- DIRECTIONS: Reproduce every entry exactly, without alteration.

- DATA PROVIDED:
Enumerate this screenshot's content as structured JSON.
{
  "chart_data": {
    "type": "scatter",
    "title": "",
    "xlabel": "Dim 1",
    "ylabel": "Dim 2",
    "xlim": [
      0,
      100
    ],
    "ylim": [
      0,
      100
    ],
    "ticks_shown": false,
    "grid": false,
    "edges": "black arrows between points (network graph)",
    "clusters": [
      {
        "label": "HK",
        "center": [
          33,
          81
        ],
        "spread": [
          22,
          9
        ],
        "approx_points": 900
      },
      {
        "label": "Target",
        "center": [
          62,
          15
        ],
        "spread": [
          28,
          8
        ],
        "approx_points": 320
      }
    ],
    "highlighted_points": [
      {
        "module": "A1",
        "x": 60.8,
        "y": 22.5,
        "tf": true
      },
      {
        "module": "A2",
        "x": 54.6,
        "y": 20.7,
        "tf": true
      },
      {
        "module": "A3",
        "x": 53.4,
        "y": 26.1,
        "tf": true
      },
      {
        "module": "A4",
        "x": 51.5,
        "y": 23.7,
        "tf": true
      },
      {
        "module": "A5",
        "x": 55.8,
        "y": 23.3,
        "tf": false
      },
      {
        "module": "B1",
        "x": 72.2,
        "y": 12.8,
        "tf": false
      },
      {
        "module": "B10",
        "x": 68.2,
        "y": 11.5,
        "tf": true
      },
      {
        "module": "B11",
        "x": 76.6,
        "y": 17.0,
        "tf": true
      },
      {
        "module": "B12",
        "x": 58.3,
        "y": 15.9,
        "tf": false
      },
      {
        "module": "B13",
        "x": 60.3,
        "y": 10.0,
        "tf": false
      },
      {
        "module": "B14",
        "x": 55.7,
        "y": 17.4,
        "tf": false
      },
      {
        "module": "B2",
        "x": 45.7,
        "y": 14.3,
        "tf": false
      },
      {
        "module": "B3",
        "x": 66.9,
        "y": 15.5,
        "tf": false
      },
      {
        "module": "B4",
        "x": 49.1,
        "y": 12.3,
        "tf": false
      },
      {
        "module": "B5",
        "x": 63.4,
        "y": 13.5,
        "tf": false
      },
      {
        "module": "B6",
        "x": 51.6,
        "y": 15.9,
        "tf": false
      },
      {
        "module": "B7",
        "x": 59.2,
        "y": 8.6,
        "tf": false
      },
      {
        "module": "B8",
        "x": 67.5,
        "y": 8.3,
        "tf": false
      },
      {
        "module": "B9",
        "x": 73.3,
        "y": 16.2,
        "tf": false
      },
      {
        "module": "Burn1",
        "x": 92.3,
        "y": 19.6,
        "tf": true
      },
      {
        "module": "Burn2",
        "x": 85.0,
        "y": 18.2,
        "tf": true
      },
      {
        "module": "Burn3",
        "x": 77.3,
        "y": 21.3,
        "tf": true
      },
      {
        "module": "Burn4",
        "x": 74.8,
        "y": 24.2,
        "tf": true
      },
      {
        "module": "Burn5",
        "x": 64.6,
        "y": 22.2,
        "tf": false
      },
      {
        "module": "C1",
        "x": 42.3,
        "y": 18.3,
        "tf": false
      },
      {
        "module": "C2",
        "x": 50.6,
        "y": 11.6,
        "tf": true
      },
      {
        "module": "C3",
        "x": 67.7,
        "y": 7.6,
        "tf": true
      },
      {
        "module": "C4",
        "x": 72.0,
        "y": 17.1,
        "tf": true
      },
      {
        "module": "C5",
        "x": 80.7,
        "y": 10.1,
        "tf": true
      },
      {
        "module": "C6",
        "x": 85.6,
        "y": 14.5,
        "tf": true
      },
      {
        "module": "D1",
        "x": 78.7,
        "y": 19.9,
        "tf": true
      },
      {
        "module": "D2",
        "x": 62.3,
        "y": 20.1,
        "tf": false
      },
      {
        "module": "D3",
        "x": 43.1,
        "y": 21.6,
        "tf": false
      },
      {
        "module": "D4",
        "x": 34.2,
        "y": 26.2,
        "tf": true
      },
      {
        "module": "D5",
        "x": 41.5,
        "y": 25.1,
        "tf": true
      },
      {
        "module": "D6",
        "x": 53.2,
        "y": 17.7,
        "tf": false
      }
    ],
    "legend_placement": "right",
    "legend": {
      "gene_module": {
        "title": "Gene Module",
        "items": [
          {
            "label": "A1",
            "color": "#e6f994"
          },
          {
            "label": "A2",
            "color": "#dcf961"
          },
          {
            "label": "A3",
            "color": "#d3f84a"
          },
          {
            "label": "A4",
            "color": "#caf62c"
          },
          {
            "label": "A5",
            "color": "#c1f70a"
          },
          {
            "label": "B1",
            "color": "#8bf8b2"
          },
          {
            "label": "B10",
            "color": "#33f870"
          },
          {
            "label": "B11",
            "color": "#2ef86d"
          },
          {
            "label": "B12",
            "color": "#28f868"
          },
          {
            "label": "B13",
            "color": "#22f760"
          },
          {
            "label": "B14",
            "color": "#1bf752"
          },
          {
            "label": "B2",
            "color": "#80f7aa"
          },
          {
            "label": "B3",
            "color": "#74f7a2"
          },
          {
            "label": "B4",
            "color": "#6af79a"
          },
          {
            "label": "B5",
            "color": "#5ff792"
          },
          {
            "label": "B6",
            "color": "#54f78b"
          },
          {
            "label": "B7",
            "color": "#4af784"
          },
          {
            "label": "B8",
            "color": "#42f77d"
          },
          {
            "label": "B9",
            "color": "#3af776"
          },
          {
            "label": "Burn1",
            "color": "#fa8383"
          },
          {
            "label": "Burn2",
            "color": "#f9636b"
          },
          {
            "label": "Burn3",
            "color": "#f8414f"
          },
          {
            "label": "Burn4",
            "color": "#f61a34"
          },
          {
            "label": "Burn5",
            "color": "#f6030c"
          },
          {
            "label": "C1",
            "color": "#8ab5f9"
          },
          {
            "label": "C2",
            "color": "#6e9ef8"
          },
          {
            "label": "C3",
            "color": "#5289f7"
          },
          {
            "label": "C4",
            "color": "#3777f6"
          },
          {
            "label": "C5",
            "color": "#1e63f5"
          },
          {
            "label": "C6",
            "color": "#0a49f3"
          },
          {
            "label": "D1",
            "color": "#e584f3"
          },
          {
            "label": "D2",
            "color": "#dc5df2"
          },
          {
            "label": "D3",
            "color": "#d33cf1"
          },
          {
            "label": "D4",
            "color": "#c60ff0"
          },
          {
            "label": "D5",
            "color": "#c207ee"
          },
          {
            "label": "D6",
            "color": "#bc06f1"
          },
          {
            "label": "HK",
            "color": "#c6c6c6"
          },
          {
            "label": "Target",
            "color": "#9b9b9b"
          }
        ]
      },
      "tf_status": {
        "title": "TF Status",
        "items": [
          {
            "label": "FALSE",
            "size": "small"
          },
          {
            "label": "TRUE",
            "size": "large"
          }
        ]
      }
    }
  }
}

- FINAL RESULT:
Enumerate this screenshot's content as structured JSON.
{
  "chart_data": {
    "type": "scatter",
    "title": "",
    "xlabel": "Dim 1",
    "ylabel": "Dim 2",
    "xlim": [
      0,
      100
    ],
    "ylim": [
      0,
      100
    ],
    "ticks_shown": false,
    "grid": false,
    "edges": "black arrows between points (network graph)",
    "clusters": [
      {
        "label": "HK",
        "center": [
          33,
          81
        ],
        "spread": [
          22,
          9
        ],
        "approx_points": 900
      },
      {
        "label": "Target",
        "center": [
          62,
          15
        ],
        "spread": [
          28,
          8
        ],
        "approx_points": 320
      }
    ],
    "highlighted_points": [
      {
        "module": "A1",
        "x": 60.8,
        "y": 22.5,
        "tf": true
      },
      {
        "module": "A2",
        "x": 54.6,
        "y": 20.7,
        "tf": true
      },
      {
        "module": "A3",
        "x": 53.4,
        "y": 26.1,
        "tf": true
      },
      {
        "module": "A4",
        "x": 51.5,
        "y": 23.7,
        "tf": true
      },
      {
        "module": "A5",
        "x": 55.8,
        "y": 23.3,
        "tf": false
      },
      {
        "module": "B1",
        "x": 72.2,
        "y": 12.8,
        "tf": false
      },
      {
        "module": "B10",
        "x": 68.2,
        "y": 11.5,
        "tf": true
      },
      {
        "module": "B11",
        "x": 76.6,
        "y": 17.0,
        "tf": true
      },
      {
        "module": "B12",
        "x": 58.3,
        "y": 15.9,
        "tf": false
      },
      {
        "module": "B13",
        "x": 60.3,
        "y": 10.0,
        "tf": false
      },
      {
        "module": "B14",
        "x": 55.7,
        "y": 17.4,
        "tf": false
      },
      {
        "module": "B2",
        "x": 45.7,
        "y": 14.3,
        "tf": false
      },
      {
        "module": "B3",
        "x": 66.9,
        "y": 15.5,
        "tf": false
      },
      {
        "module": "B4",
        "x": 49.1,
        "y": 12.3,
        "tf": false
      },
      {
        "module": "B5",
        "x": 63.4,
        "y": 13.5,
        "tf": false
      },
      {
        "module": "B6",
        "x": 51.6,
        "y": 15.9,
        "tf": false
      },
      {
        "module": "B7",
        "x": 59.2,
        "y": 8.6,
        "tf": false
      },
      {
        "module": "B8",
        "x": 67.5,
        "y": 8.3,
        "tf": false
      },
      {
        "module": "B9",
        "x": 73.3,
        "y": 16.2,
        "tf": false
      },
      {
        "module": "Burn1",
        "x": 92.3,
        "y": 19.6,
        "tf": true
      },
      {
        "module": "Burn2",
        "x": 85.0,
        "y": 18.2,
        "tf": true
      },
      {
        "module": "Burn3",
        "x": 77.3,
        "y": 21.3,
        "tf": true
      },
      {
        "module": "Burn4",
        "x": 74.8,
        "y": 24.2,
        "tf": true
      },
      {
        "module": "Burn5",
        "x": 64.6,
        "y": 22.2,
        "tf": false
      },
      {
        "module": "C1",
        "x": 42.3,
        "y": 18.3,
        "tf": false
      },
      {
        "module": "C2",
        "x": 50.6,
        "y": 11.6,
        "tf": true
      },
      {
        "module": "C3",
        "x": 67.7,
        "y": 7.6,
        "tf": true
      },
      {
        "module": "C4",
        "x": 72.0,
        "y": 17.1,
        "tf": true
      },
      {
        "module": "C5",
        "x": 80.7,
        "y": 10.1,
        "tf": true
      },
      {
        "module": "C6",
        "x": 85.6,
        "y": 14.5,
        "tf": true
      },
      {
        "module": "D1",
        "x": 78.7,
        "y": 19.9,
        "tf": true
      },
      {
        "module": "D2",
        "x": 62.3,
        "y": 20.1,
        "tf": false
      },
      {
        "module": "D3",
        "x": 43.1,
        "y": 21.6,
        "tf": false
      },
      {
        "module": "D4",
        "x": 34.2,
        "y": 26.2,
        "tf": true
      },
      {
        "module": "D5",
        "x": 41.5,
        "y": 25.1,
        "tf": true
      },
      {
        "module": "D6",
        "x": 53.2,
        "y": 17.7,
        "tf": false
      }
    ],
    "legend_placement": "right",
    "legend": {
      "gene_module": {
        "title": "Gene Module",
        "items": [
          {
            "label": "A1",
            "color": "#e6f994"
          },
          {
            "label": "A2",
            "color": "#dcf961"
          },
          {
            "label": "A3",
            "color": "#d3f84a"
          },
          {
            "label": "A4",
            "color": "#caf62c"
          },
          {
            "label": "A5",
            "color": "#c1f70a"
          },
          {
            "label": "B1",
            "color": "#8bf8b2"
          },
          {
            "label": "B10",
            "color": "#33f870"
          },
          {
            "label": "B11",
            "color": "#2ef86d"
          },
          {
            "label": "B12",
            "color": "#28f868"
          },
          {
            "label": "B13",
            "color": "#22f760"
          },
          {
            "label": "B14",
            "color": "#1bf752"
          },
          {
            "label": "B2",
            "color": "#80f7aa"
          },
          {
            "label": "B3",
            "color": "#74f7a2"
          },
          {
            "label": "B4",
            "color": "#6af79a"
          },
          {
            "label": "B5",
            "color": "#5ff792"
          },
          {
            "label": "B6",
            "color": "#54f78b"
          },
          {
            "label": "B7",
            "color": "#4af784"
          },
          {
            "label": "B8",
            "color": "#42f77d"
          },
          {
            "label": "B9",
            "color": "#3af776"
          },
          {
            "label": "Burn1",
            "color": "#fa8383"
          },
          {
            "label": "Burn2",
            "color": "#f9636b"
          },
          {
            "label": "Burn3",
            "color": "#f8414f"
          },
          {
            "label": "Burn4",
            "color": "#f61a34"
          },
          {
            "label": "Burn5",
            "color": "#f6030c"
          },
          {
            "label": "C1",
            "color": "#8ab5f9"
          },
          {
            "label": "C2",
            "color": "#6e9ef8"
          },
          {
            "label": "C3",
            "color": "#5289f7"
          },
          {
            "label": "C4",
            "color": "#3777f6"
          },
          {
            "label": "C5",
            "color": "#1e63f5"
          },
          {
            "label": "C6",
            "color": "#0a49f3"
          },
          {
            "label": "D1",
            "color": "#e584f3"
          },
          {
            "label": "D2",
            "color": "#dc5df2"
          },
          {
            "label": "D3",
            "color": "#d33cf1"
          },
          {
            "label": "D4",
            "color": "#c60ff0"
          },
          {
            "label": "D5",
            "color": "#c207ee"
          },
          {
            "label": "D6",
            "color": "#bc06f1"
          },
          {
            "label": "HK",
            "color": "#c6c6c6"
          },
          {
            "label": "Target",
            "color": "#9b9b9b"
          }
        ]
      },
      "tf_status": {
        "title": "TF Status",
        "items": [
          {
            "label": "FALSE",
            "size": "small"
          },
          {
            "label": "TRUE",
            "size": "large"
          }
        ]
      }
    }
  }
}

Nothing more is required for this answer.